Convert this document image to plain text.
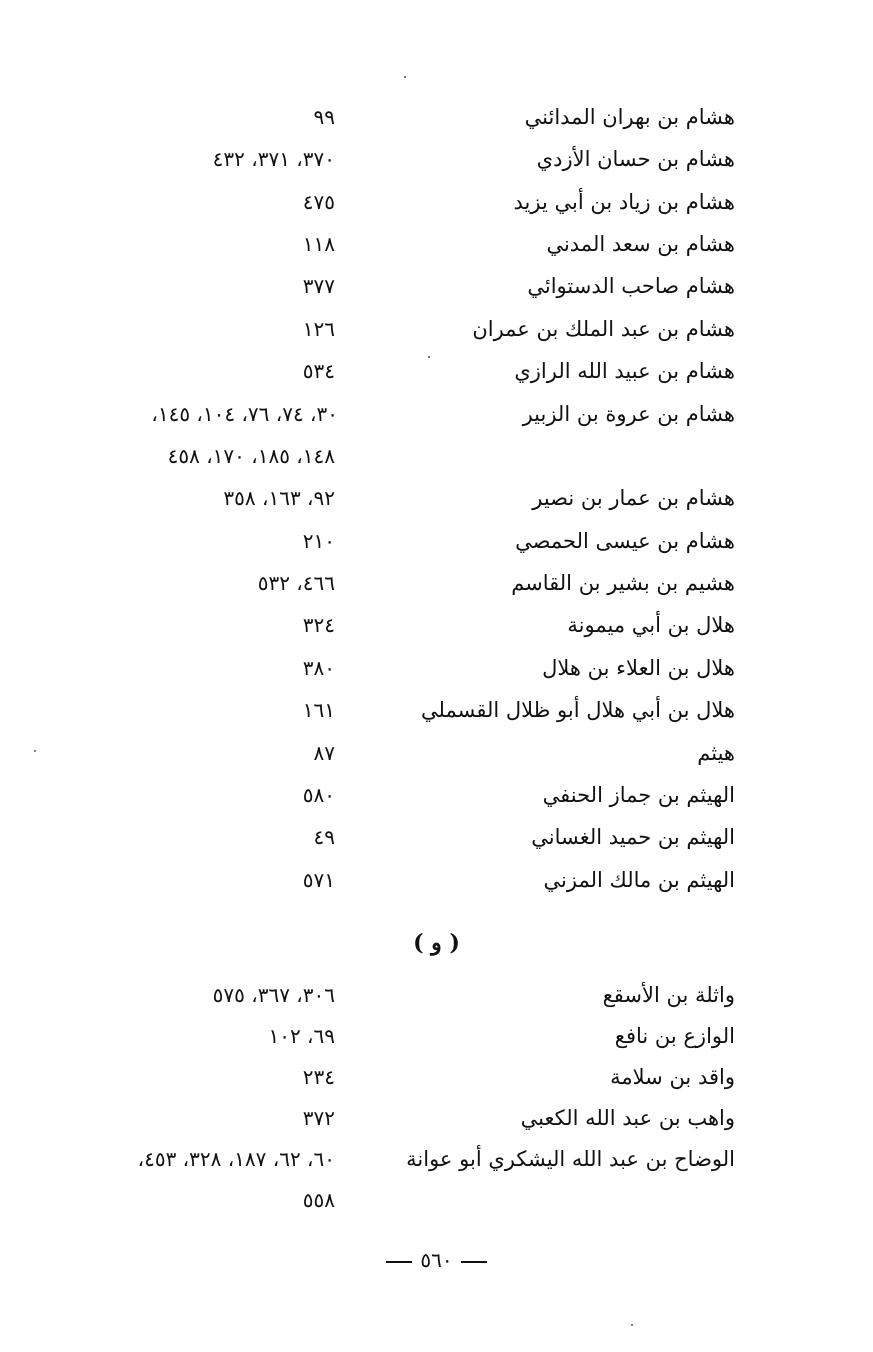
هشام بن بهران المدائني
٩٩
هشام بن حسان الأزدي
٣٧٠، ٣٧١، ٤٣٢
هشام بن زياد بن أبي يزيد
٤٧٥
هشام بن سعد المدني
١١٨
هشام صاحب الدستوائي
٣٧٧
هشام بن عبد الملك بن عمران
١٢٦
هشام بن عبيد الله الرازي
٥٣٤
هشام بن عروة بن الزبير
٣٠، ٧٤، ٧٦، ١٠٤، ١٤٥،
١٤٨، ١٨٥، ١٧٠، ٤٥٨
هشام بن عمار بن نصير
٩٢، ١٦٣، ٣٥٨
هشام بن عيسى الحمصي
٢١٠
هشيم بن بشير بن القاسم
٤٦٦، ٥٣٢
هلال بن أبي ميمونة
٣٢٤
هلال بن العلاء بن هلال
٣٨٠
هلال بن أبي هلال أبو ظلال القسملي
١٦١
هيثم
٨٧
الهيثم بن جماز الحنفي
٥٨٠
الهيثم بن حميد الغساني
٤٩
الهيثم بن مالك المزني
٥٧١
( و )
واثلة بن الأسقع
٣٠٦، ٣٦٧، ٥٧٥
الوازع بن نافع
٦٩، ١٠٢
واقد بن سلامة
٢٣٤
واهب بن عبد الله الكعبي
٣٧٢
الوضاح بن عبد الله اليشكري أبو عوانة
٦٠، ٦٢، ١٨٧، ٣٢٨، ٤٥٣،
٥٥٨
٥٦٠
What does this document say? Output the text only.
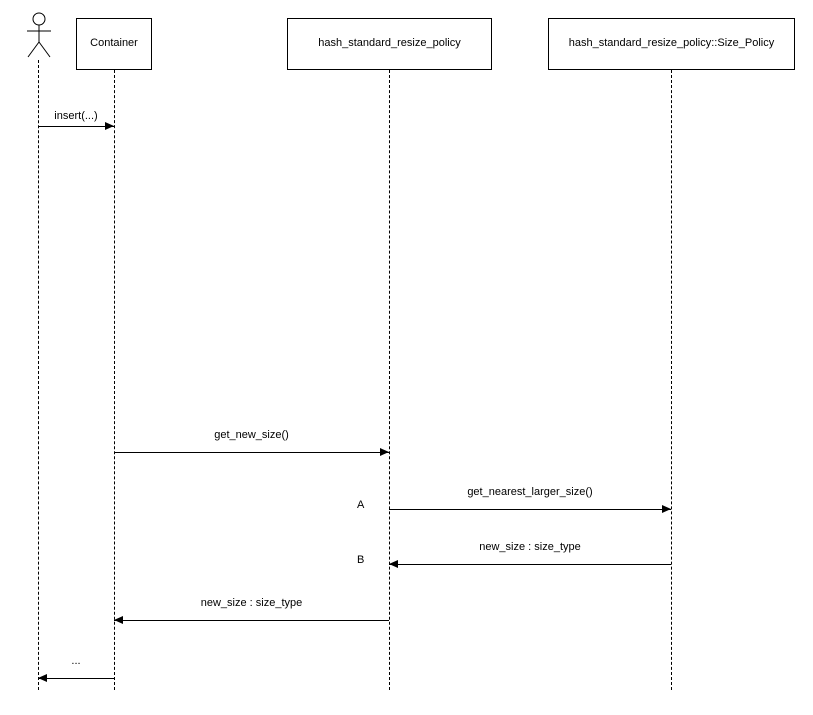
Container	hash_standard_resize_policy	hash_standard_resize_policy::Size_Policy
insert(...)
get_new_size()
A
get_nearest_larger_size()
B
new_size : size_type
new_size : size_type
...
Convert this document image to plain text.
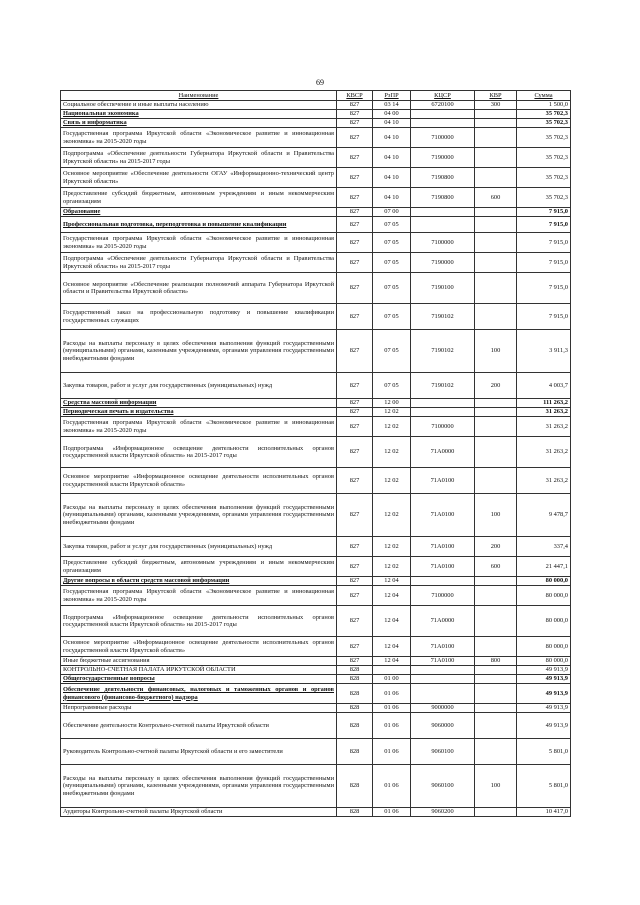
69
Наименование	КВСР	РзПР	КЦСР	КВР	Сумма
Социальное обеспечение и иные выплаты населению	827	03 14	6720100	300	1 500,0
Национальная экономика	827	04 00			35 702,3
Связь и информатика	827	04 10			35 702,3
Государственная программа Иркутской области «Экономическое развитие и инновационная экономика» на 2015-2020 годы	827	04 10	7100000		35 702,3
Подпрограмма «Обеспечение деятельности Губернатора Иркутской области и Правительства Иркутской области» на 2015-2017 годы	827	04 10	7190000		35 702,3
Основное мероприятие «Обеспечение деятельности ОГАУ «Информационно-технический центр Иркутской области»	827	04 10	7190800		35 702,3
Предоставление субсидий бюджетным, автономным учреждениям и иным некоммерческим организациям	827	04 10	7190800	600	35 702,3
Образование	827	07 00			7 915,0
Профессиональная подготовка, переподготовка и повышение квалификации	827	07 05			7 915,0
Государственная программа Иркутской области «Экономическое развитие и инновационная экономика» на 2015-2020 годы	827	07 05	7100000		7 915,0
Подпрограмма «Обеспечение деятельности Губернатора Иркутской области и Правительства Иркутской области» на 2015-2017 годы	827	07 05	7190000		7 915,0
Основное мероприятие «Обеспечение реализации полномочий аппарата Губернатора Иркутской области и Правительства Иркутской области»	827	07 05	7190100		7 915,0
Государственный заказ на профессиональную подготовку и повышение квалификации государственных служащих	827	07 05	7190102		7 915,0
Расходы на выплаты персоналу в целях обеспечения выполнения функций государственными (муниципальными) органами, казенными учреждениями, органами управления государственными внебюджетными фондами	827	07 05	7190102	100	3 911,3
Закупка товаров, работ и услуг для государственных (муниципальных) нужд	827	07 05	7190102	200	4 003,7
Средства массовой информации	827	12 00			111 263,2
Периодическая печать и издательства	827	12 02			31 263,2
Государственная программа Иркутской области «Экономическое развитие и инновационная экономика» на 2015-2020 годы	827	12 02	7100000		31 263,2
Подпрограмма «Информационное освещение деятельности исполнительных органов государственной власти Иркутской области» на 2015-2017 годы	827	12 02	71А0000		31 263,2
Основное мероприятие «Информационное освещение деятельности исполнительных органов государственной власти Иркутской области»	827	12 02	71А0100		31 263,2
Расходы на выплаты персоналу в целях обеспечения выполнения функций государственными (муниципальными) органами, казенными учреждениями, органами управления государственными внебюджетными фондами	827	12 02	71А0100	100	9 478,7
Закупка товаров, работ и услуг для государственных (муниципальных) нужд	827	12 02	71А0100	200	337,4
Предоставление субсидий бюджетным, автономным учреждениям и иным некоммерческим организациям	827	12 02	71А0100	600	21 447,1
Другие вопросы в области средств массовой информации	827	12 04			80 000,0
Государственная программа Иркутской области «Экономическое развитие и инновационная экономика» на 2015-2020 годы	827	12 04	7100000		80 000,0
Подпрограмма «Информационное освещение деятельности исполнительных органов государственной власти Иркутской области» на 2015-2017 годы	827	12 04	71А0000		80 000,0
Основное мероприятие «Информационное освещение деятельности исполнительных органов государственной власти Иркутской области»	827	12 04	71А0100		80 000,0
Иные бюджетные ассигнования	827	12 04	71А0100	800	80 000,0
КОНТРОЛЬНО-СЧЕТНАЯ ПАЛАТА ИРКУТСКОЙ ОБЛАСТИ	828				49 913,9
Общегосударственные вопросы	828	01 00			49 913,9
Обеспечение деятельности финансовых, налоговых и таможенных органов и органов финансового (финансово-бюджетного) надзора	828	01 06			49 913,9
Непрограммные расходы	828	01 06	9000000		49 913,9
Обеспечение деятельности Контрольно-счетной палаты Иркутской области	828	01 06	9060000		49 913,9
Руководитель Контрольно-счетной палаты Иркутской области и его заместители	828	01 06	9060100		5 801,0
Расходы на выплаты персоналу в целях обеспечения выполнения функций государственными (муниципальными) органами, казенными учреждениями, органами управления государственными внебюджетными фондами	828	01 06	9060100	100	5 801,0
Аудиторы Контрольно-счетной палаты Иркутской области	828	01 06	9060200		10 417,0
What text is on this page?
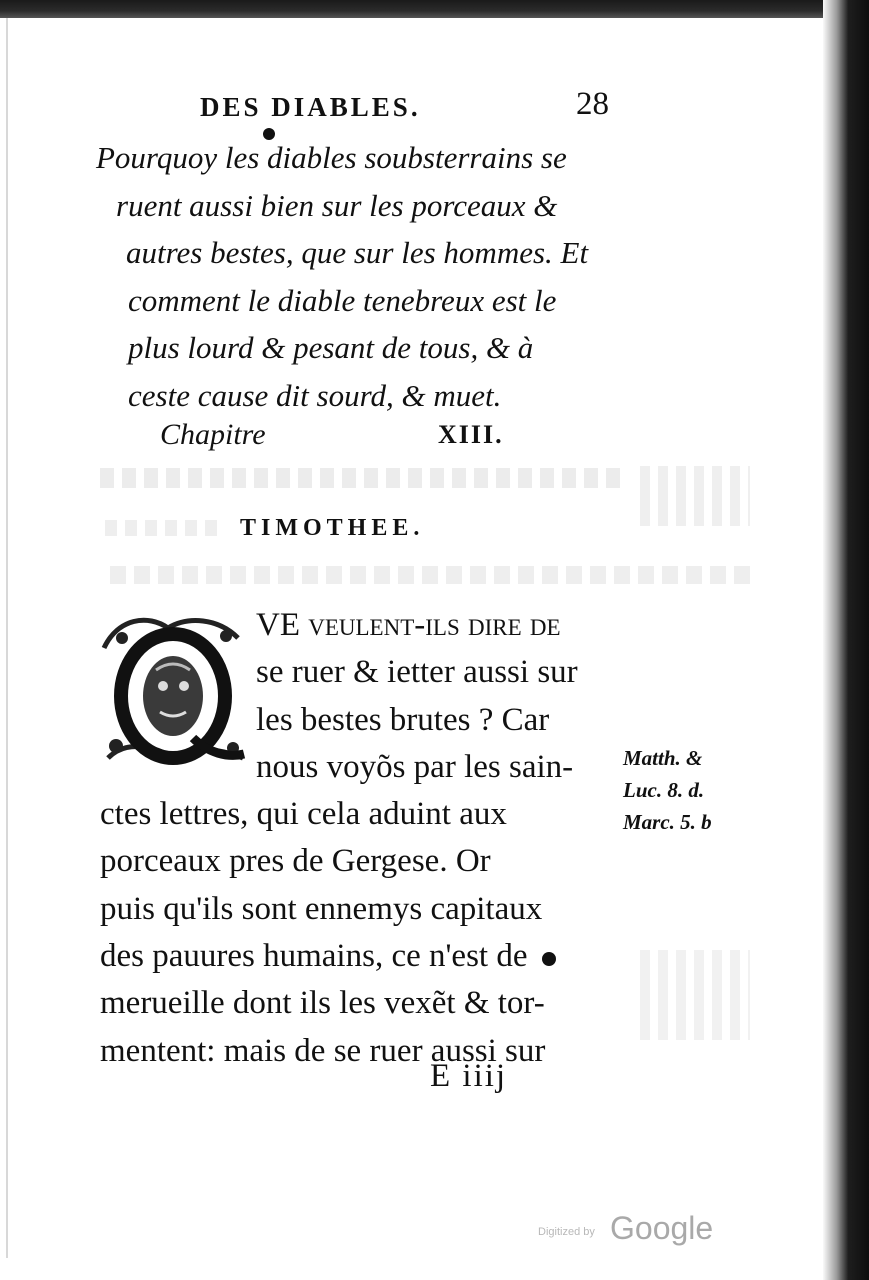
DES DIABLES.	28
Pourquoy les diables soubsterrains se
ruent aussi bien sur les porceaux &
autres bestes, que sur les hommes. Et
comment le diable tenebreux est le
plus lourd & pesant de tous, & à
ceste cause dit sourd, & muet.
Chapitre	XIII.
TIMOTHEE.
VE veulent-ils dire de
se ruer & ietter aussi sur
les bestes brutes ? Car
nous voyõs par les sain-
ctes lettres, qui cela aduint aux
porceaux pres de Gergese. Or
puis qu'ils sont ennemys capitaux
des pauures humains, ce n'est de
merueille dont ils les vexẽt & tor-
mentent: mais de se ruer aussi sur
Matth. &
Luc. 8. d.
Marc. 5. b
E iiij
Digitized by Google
────
WHAT YOU WILL DO —
Reproduce the material above in full, exactly, with no images.

REPLY TO THE TASK —
Convert this document image to plain text.
هشام بن بهران المدائني
٩٩
هشام بن حسان الأزدي
٣٧٠، ٣٧١، ٤٣٢
هشام بن زياد بن أبي يزيد
٤٧٥
هشام بن سعد المدني
١١٨
هشام صاحب الدستوائي
٣٧٧
هشام بن عبد الملك بن عمران
١٢٦
هشام بن عبيد الله الرازي
٥٣٤
هشام بن عروة بن الزبير
٣٠، ٧٤، ٧٦، ١٠٤، ١٤٥،
١٤٨، ١٨٥، ١٧٠، ٤٥٨
هشام بن عمار بن نصير
٩٢، ١٦٣، ٣٥٨
هشام بن عيسى الحمصي
٢١٠
هشيم بن بشير بن القاسم
٤٦٦، ٥٣٢
هلال بن أبي ميمونة
٣٢٤
هلال بن العلاء بن هلال
٣٨٠
هلال بن أبي هلال أبو ظلال القسملي
١٦١
هيثم
٨٧
الهيثم بن جماز الحنفي
٥٨٠
الهيثم بن حميد الغساني
٤٩
الهيثم بن مالك المزني
٥٧١
( و )
واثلة بن الأسقع
٣٠٦، ٣٦٧، ٥٧٥
الوازع بن نافع
٦٩، ١٠٢
واقد بن سلامة
٢٣٤
واهب بن عبد الله الكعبي
٣٧٢
الوضاح بن عبد الله اليشكري أبو عوانة
٦٠، ٦٢، ١٨٧، ٣٢٨، ٤٥٣،
٥٥٨
٥٦٠
What does this document say? Output the text only.
Container	hash_standard_resize_policy	hash_standard_resize_policy::Size_Policy
insert(...)
get_new_size()
A
get_nearest_larger_size()
B
new_size : size_type
new_size : size_type
...
Convert this document image to plain text.
69
Наименование	КВСР	РзПР	КЦСР	КВР	Сумма
Социальное обеспечение и иные выплаты населению	827	03 14	6720100	300	1 500,0
Национальная экономика	827	04 00			35 702,3
Связь и информатика	827	04 10			35 702,3
Государственная программа Иркутской области «Экономическое развитие и инновационная экономика» на 2015-2020 годы	827	04 10	7100000		35 702,3
Подпрограмма «Обеспечение деятельности Губернатора Иркутской области и Правительства Иркутской области» на 2015-2017 годы	827	04 10	7190000		35 702,3
Основное мероприятие «Обеспечение деятельности ОГАУ «Информационно-технический центр Иркутской области»	827	04 10	7190800		35 702,3
Предоставление субсидий бюджетным, автономным учреждениям и иным некоммерческим организациям	827	04 10	7190800	600	35 702,3
Образование	827	07 00			7 915,0
Профессиональная подготовка, переподготовка и повышение квалификации	827	07 05			7 915,0
Государственная программа Иркутской области «Экономическое развитие и инновационная экономика» на 2015-2020 годы	827	07 05	7100000		7 915,0
Подпрограмма «Обеспечение деятельности Губернатора Иркутской области и Правительства Иркутской области» на 2015-2017 годы	827	07 05	7190000		7 915,0
Основное мероприятие «Обеспечение реализации полномочий аппарата Губернатора Иркутской области и Правительства Иркутской области»	827	07 05	7190100		7 915,0
Государственный заказ на профессиональную подготовку и повышение квалификации государственных служащих	827	07 05	7190102		7 915,0
Расходы на выплаты персоналу в целях обеспечения выполнения функций государственными (муниципальными) органами, казенными учреждениями, органами управления государственными внебюджетными фондами	827	07 05	7190102	100	3 911,3
Закупка товаров, работ и услуг для государственных (муниципальных) нужд	827	07 05	7190102	200	4 003,7
Средства массовой информации	827	12 00			111 263,2
Периодическая печать и издательства	827	12 02			31 263,2
Государственная программа Иркутской области «Экономическое развитие и инновационная экономика» на 2015-2020 годы	827	12 02	7100000		31 263,2
Подпрограмма «Информационное освещение деятельности исполнительных органов государственной власти Иркутской области» на 2015-2017 годы	827	12 02	71А0000		31 263,2
Основное мероприятие «Информационное освещение деятельности исполнительных органов государственной власти Иркутской области»	827	12 02	71А0100		31 263,2
Расходы на выплаты персоналу в целях обеспечения выполнения функций государственными (муниципальными) органами, казенными учреждениями, органами управления государственными внебюджетными фондами	827	12 02	71А0100	100	9 478,7
Закупка товаров, работ и услуг для государственных (муниципальных) нужд	827	12 02	71А0100	200	337,4
Предоставление субсидий бюджетным, автономным учреждениям и иным некоммерческим организациям	827	12 02	71А0100	600	21 447,1
Другие вопросы в области средств массовой информации	827	12 04			80 000,0
Государственная программа Иркутской области «Экономическое развитие и инновационная экономика» на 2015-2020 годы	827	12 04	7100000		80 000,0
Подпрограмма «Информационное освещение деятельности исполнительных органов государственной власти Иркутской области» на 2015-2017 годы	827	12 04	71А0000		80 000,0
Основное мероприятие «Информационное освещение деятельности исполнительных органов государственной власти Иркутской области»	827	12 04	71А0100		80 000,0
Иные бюджетные ассигнования	827	12 04	71А0100	800	80 000,0
КОНТРОЛЬНО-СЧЕТНАЯ ПАЛАТА ИРКУТСКОЙ ОБЛАСТИ	828				49 913,9
Общегосударственные вопросы	828	01 00			49 913,9
Обеспечение деятельности финансовых, налоговых и таможенных органов и органов финансового (финансово-бюджетного) надзора	828	01 06			49 913,9
Непрограммные расходы	828	01 06	9000000		49 913,9
Обеспечение деятельности Контрольно-счетной палаты Иркутской области	828	01 06	9060000		49 913,9
Руководитель Контрольно-счетной палаты Иркутской области и его заместители	828	01 06	9060100		5 801,0
Расходы на выплаты персоналу в целях обеспечения выполнения функций государственными (муниципальными) органами, казенными учреждениями, органами управления государственными внебюджетными фондами	828	01 06	9060100	100	5 801,0
Аудиторы Контрольно-счетной палаты Иркутской области	828	01 06	9060200		10 417,0
What text is on this page?
DES DIABLES.	28
Pourquoy les diables soubsterrains se
ruent aussi bien sur les porceaux &
autres bestes, que sur les hommes. Et
comment le diable tenebreux est le
plus lourd & pesant de tous, & à
ceste cause dit sourd, & muet.
Chapitre	XIII.
TIMOTHEE.
VE veulent-ils dire de
se ruer & ietter aussi sur
les bestes brutes ? Car
nous voyõs par les sain-
ctes lettres, qui cela aduint aux
porceaux pres de Gergese. Or
puis qu'ils sont ennemys capitaux
des pauures humains, ce n'est de
merueille dont ils les vexẽt & tor-
mentent: mais de se ruer aussi sur
Matth. &
Luc. 8. d.
Marc. 5. b
E iiij
Digitized by Google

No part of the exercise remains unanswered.